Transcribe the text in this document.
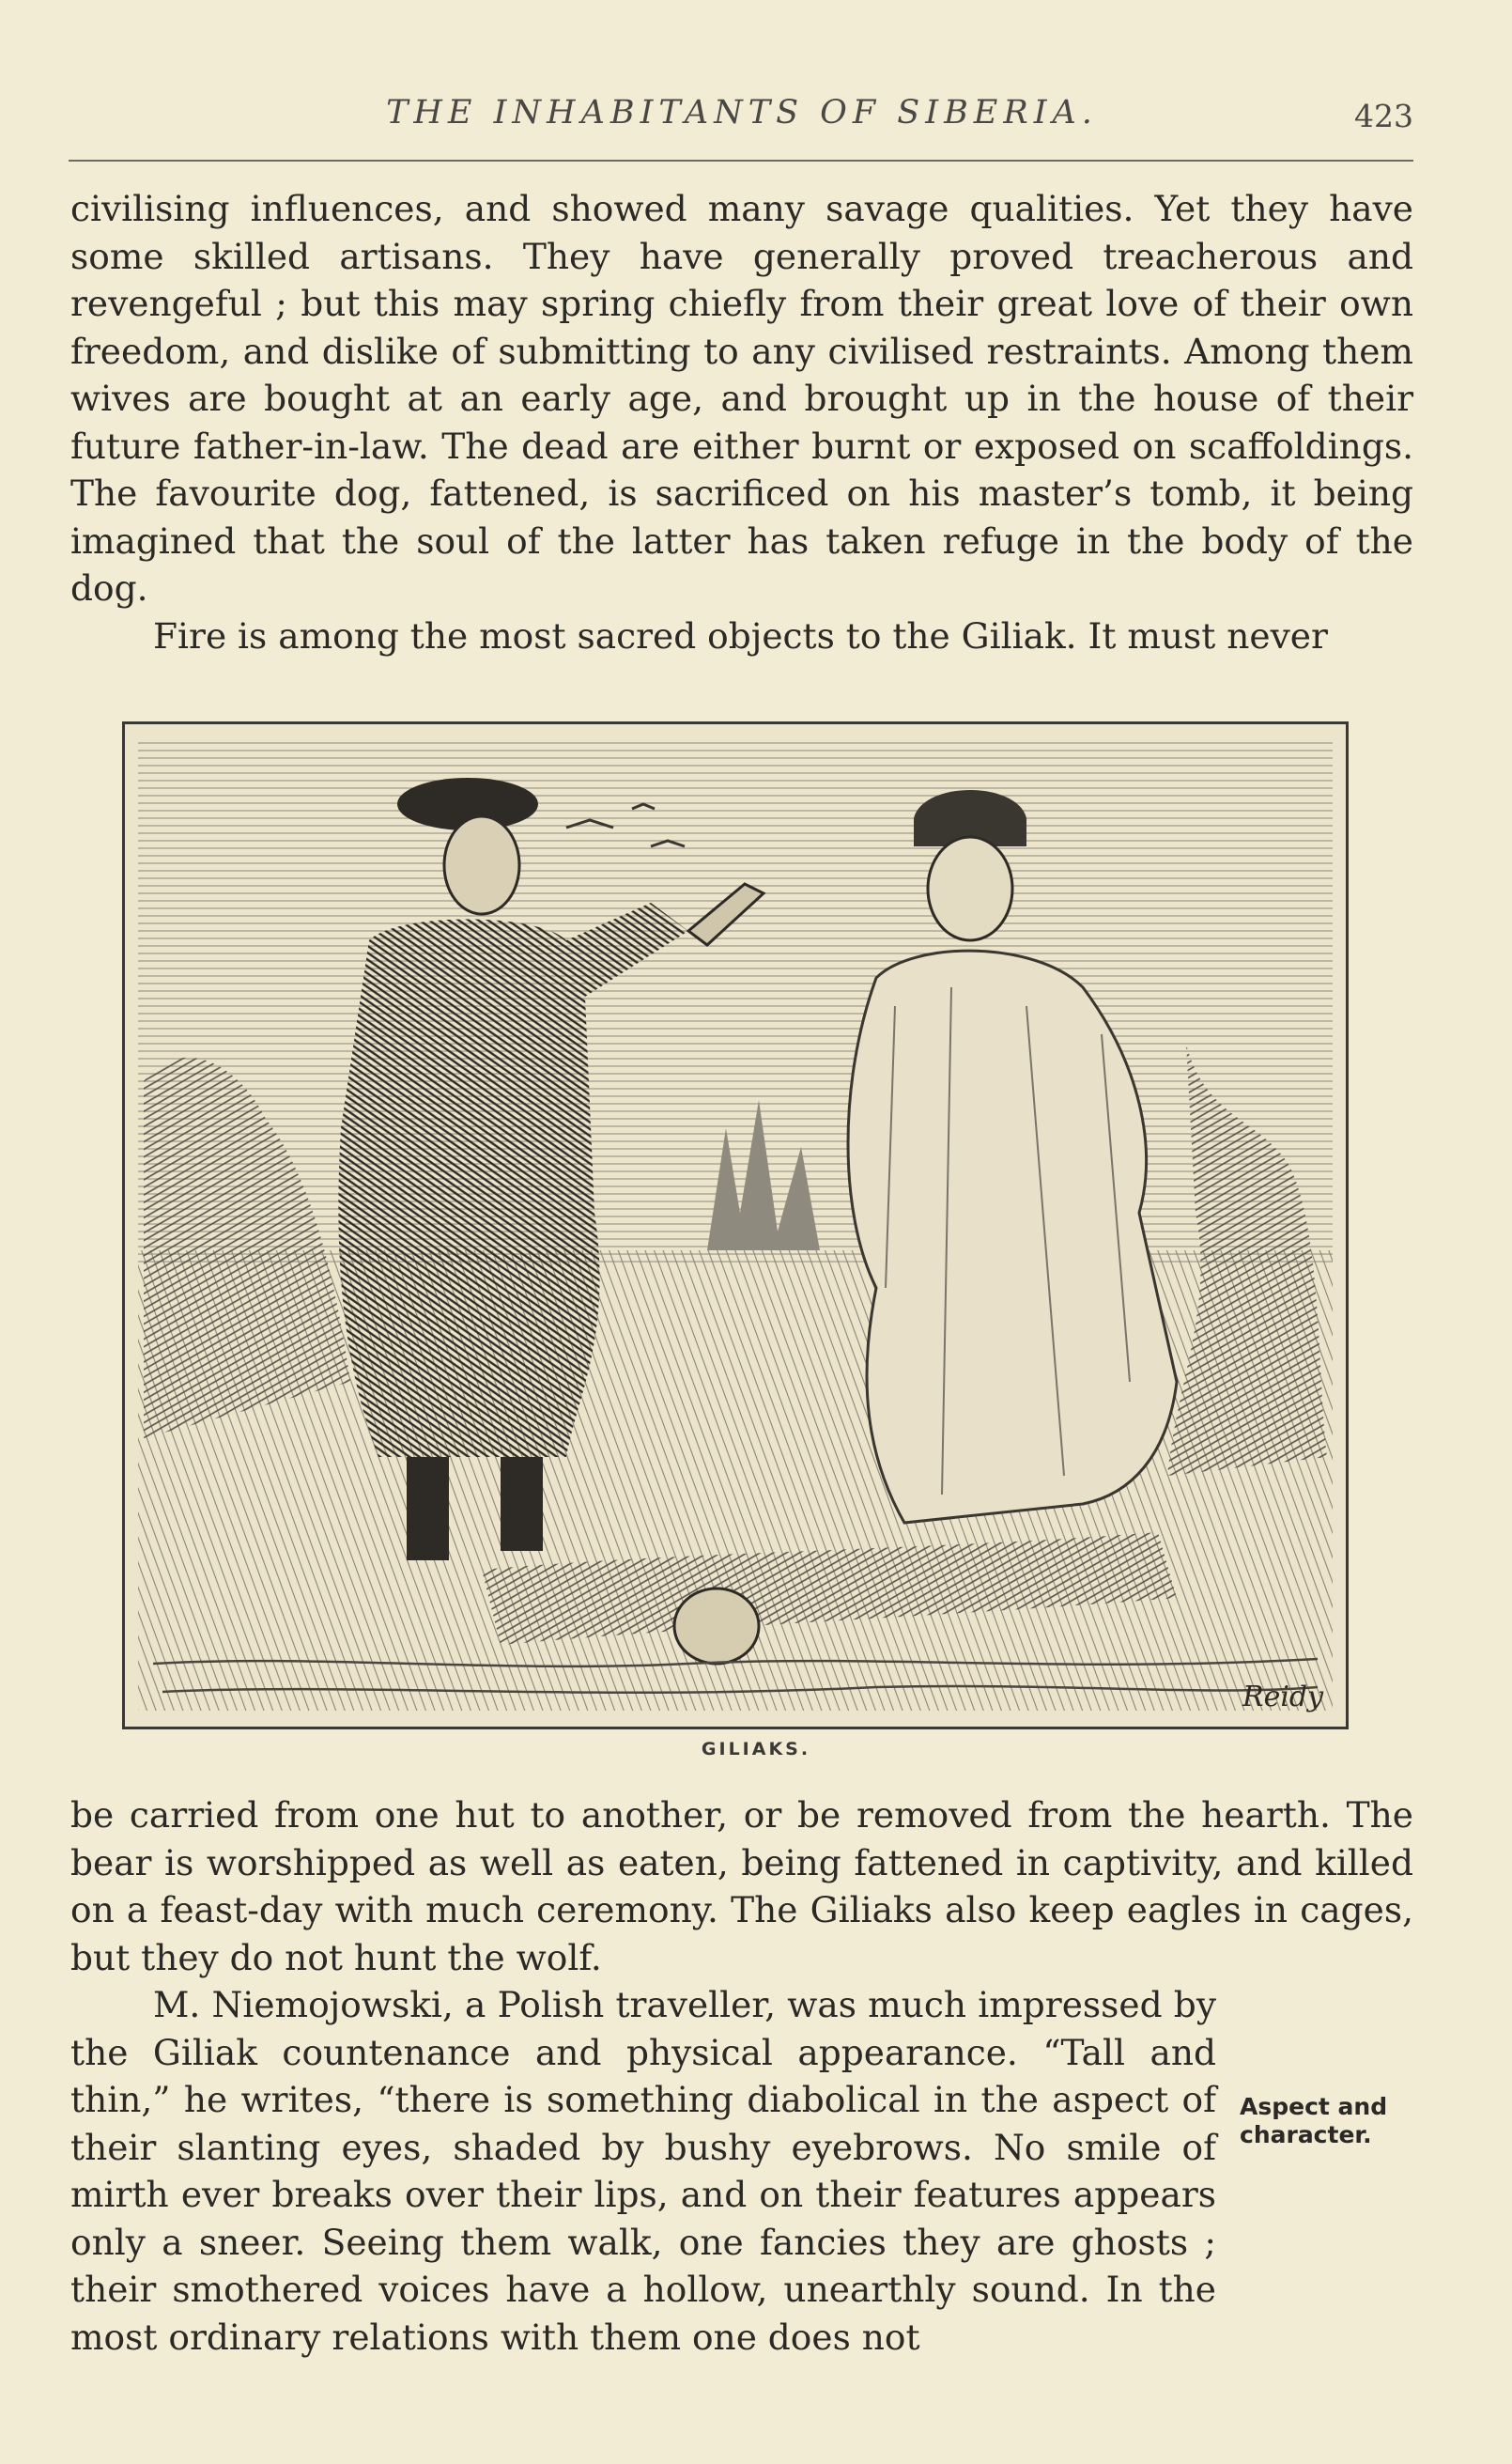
THE INHABITANTS OF SIBERIA.	423

civilising influences, and showed many savage qualities. Yet they have some skilled artisans. They have generally proved treacherous and revengeful ; but this may spring chiefly from their great love of their own freedom, and dislike of submitting to any civilised restraints. Among them wives are bought at an early age, and brought up in the house of their future father-in-law. The dead are either burnt or exposed on scaffoldings. The favourite dog, fattened, is sacrificed on his master’s tomb, it being imagined that the soul of the latter has taken refuge in the body of the dog.

Fire is among the most sacred objects to the Giliak. It must never

Reidy
GILIAKS.

be carried from one hut to another, or be removed from the hearth. The bear is worshipped as well as eaten, being fattened in captivity, and killed on a feast-day with much ceremony. The Giliaks also keep eagles in cages, but they do not hunt the wolf.

M. Niemojowski, a Polish traveller, was much impressed by the Giliak countenance and physical appearance. “Tall and thin,” he writes, “there is something diabolical in the aspect of their slanting eyes, shaded by bushy eyebrows. No smile of mirth ever breaks over their lips, and on their features appears only a sneer. Seeing them walk, one fancies they are ghosts ; their smothered voices have a hollow, unearthly sound. In the most ordinary relations with them one does not

Aspect and
character.
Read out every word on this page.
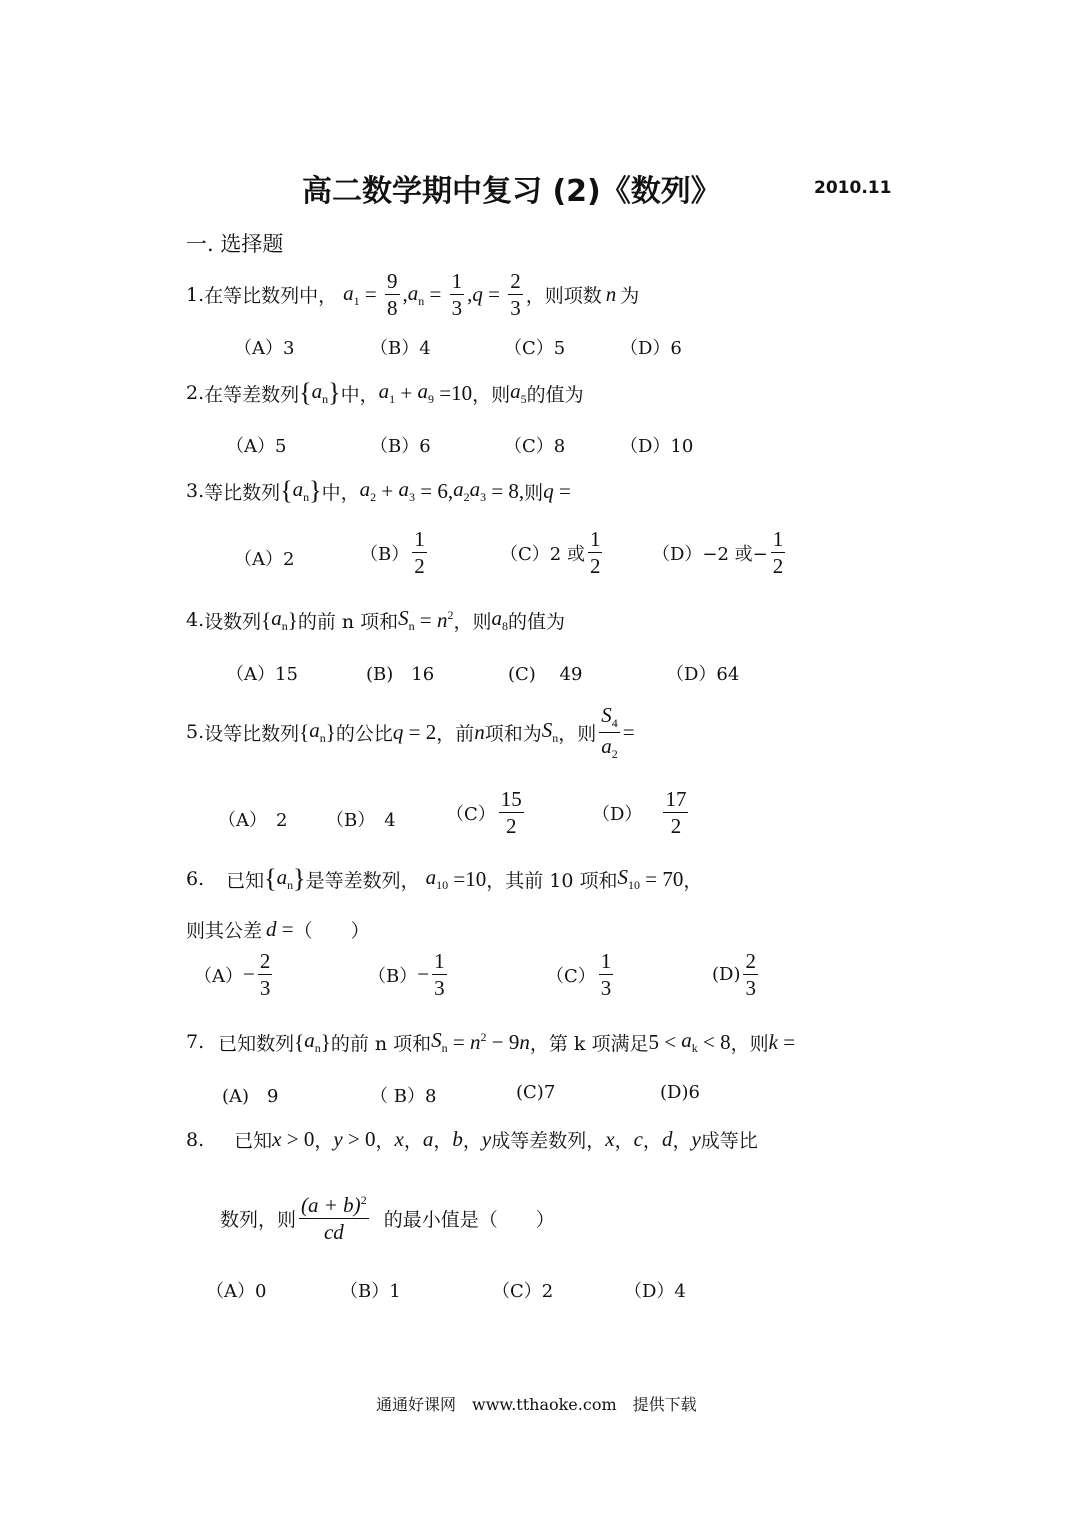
高二数学期中复习 (2)《数列》	2010.11
一. 选择题
1. 在等比数列中， $a_1 = \frac{9}{8}$ , $a_n = \frac{1}{3}$ , $q = \frac{2}{3}$ ，则项数 n 为
（A）3	（B）4	（C）5	（D）6
2. 在等差数列 { $a_n$ } 中， $a_1 + a_9 =10$ ，则 $a_5$ 的值为
（A）5	（B）6	（C）8	（D）10
3. 等比数列 { $a_n$ } 中， $a_2 + a_3 = 6$, $a_2a_3 = 8$, 则 q =
（A）2	$(B) \frac{1}{2}$	（C）2 或 $\frac{1}{2}$	（D）−2 或− $\frac{1}{2}$
4. 设数列 { $a_n$ } 的前 n 项和 $S_n = n^2$ ，则 $a_8$ 的值为
（A）15	(B)　16	(C)　 49	（D）64
5. 设等比数列 { $a_n$ } 的公比 q = 2 ，前 n 项和为 $S_n$ ，则 $\frac{S_4}{a_2}$ =
（A）　2 （B）　4	$(C) \frac{15}{2}$	$(D) \frac{17}{2}$
6. 已知 { $a_n$ } 是等差数列， $a_{10} =10$ ，其前 10 项和 $S_{10} = 70$ ，
则其公差 d = （　　）
$(A) - \frac{2}{3}$	$(B) - \frac{1}{3}$	$(C) \frac{1}{3}$	$(D) \frac{2}{3}$
7. 已知数列 { $a_n$ } 的前 n 项和 $S_n = n^2 - 9$ n ，第 k 项满足 $5 < a_k < 8$ ，则 k =
(A)　9	（ B）8	(C)7	(D)6
8. 已知 x > 0 ， y > 0 ， x ， a ， b ， y 成等差数列， x ， c ， d ， y 成等比
数列，则 $\frac{(a + b)^2}{cd}$ 的最小值是（　　）
（A）0	（B）1	（C）2	（D）4
通通好课网　www.tthaoke.com　提供下载
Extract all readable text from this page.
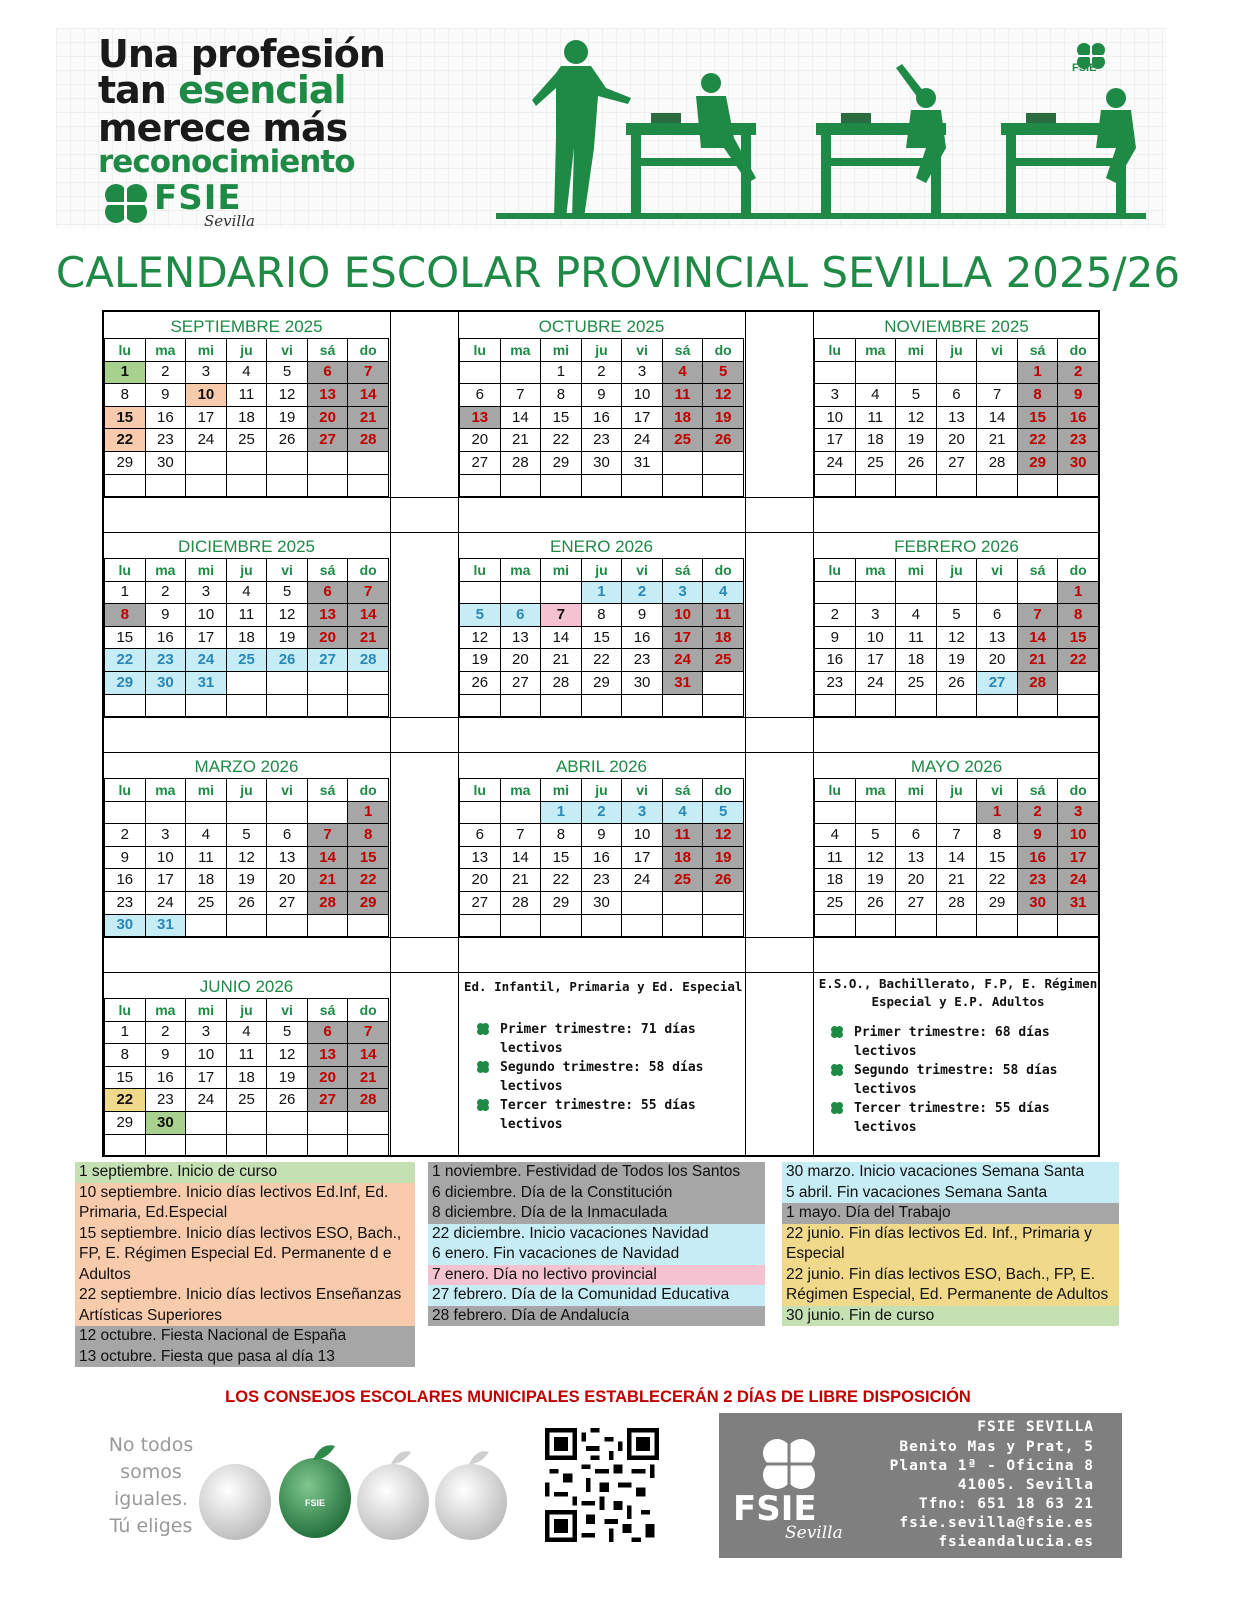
Una profesión
tan esencial
merece más
reconocimiento
FSIE
Sevilla
FSIE
CALENDARIO ESCOLAR PROVINCIAL SEVILLA 2025/26
SEPTIEMBRE 2025
lu	ma	mi	ju	vi	sá	do
1	2	3	4	5	6	7
8	9	10	11	12	13	14
15	16	17	18	19	20	21
22	23	24	25	26	27	28
29	30					

OCTUBRE 2025
lu	ma	mi	ju	vi	sá	do
		1	2	3	4	5
6	7	8	9	10	11	12
13	14	15	16	17	18	19
20	21	22	23	24	25	26
27	28	29	30	31		

NOVIEMBRE 2025
lu	ma	mi	ju	vi	sá	do
					1	2
3	4	5	6	7	8	9
10	11	12	13	14	15	16
17	18	19	20	21	22	23
24	25	26	27	28	29	30

DICIEMBRE 2025
lu	ma	mi	ju	vi	sá	do
1	2	3	4	5	6	7
8	9	10	11	12	13	14
15	16	17	18	19	20	21
22	23	24	25	26	27	28
29	30	31				

ENERO 2026
lu	ma	mi	ju	vi	sá	do
			1	2	3	4
5	6	7	8	9	10	11
12	13	14	15	16	17	18
19	20	21	22	23	24	25
26	27	28	29	30	31	

FEBRERO 2026
lu	ma	mi	ju	vi	sá	do
						1
2	3	4	5	6	7	8
9	10	11	12	13	14	15
16	17	18	19	20	21	22
23	24	25	26	27	28	

MARZO 2026
lu	ma	mi	ju	vi	sá	do
						1
2	3	4	5	6	7	8
9	10	11	12	13	14	15
16	17	18	19	20	21	22
23	24	25	26	27	28	29
30	31					
ABRIL 2026
lu	ma	mi	ju	vi	sá	do
		1	2	3	4	5
6	7	8	9	10	11	12
13	14	15	16	17	18	19
20	21	22	23	24	25	26
27	28	29	30			

MAYO 2026
lu	ma	mi	ju	vi	sá	do
				1	2	3
4	5	6	7	8	9	10
11	12	13	14	15	16	17
18	19	20	21	22	23	24
25	26	27	28	29	30	31

JUNIO 2026
lu	ma	mi	ju	vi	sá	do
1	2	3	4	5	6	7
8	9	10	11	12	13	14
15	16	17	18	19	20	21
22	23	24	25	26	27	28
29	30					

Ed. Infantil, Primaria y Ed. Especial
Primer trimestre: 71 días lectivos
Segundo trimestre: 58 días lectivos
Tercer trimestre: 55 días lectivos
E.S.O., Bachillerato, F.P, E. Régimen
Especial y E.P. Adultos
Primer trimestre: 68 días lectivos
Segundo trimestre: 58 días lectivos
Tercer trimestre: 55 días lectivos
1 septiembre. Inicio de curso
10 septiembre. Inicio días lectivos Ed.Inf, Ed. Primaria, Ed.Especial
15 septiembre. Inicio días lectivos ESO, Bach., FP, E. Régimen Especial Ed. Permanente d e Adultos
22 septiembre. Inicio días lectivos Enseñanzas Artísticas Superiores
12 octubre. Fiesta Nacional de España
13 octubre. Fiesta que pasa al día 13
1 noviembre. Festividad de Todos los Santos
6 diciembre. Día de la Constitución
8 diciembre. Día de la Inmaculada
22 diciembre. Inicio vacaciones Navidad
6 enero. Fin vacaciones de Navidad
7 enero. Día no lectivo provincial
27 febrero. Día de la Comunidad Educativa
28 febrero. Día de Andalucía
30 marzo. Inicio vacaciones Semana Santa
5 abril. Fin vacaciones Semana Santa
1 mayo. Día del Trabajo
22 junio. Fin días lectivos Ed. Inf., Primaria y Especial
22 junio. Fin días lectivos ESO, Bach., FP, E. Régimen Especial, Ed. Permanente de Adultos
30 junio. Fin de curso
LOS CONSEJOS ESCOLARES MUNICIPALES ESTABLECERÁN 2 DÍAS DE LIBRE DISPOSICIÓN
No todos
somos
iguales.
Tú eliges
FSIE	FSIE
Sevilla
FSIE SEVILLA
Benito Mas y Prat, 5
Planta 1ª - Oficina 8
41005. Sevilla
Tfno: 651 18 63 21
fsie.sevilla@fsie.es
fsieandalucia.es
------------------------
**Set problem**
Copy all lines from the entries that contain the word "fattened".

**Exercise output**
civilising influences, and showed many savage qualities. Yet they have some skilled artisans. They have generally proved treacherous and revengeful ; but this may spring chiefly from their great love of their own freedom, and dislike of submitting to any civilised restraints. Among them wives are bought at an early age, and brought up in the house of their future father-in-law. The dead are either burnt or exposed on scaffoldings. The favourite dog, fattened, is sacrificed on his master’s tomb, it being imagined that the soul of the latter has taken refuge in the body of the dog.
be carried from one hut to another, or be removed from the hearth. The bear is worshipped as well as eaten, being fattened in captivity, and killed on a feast-day with much ceremony. The Giliaks also keep eagles in cages, but they do not hunt the wolf.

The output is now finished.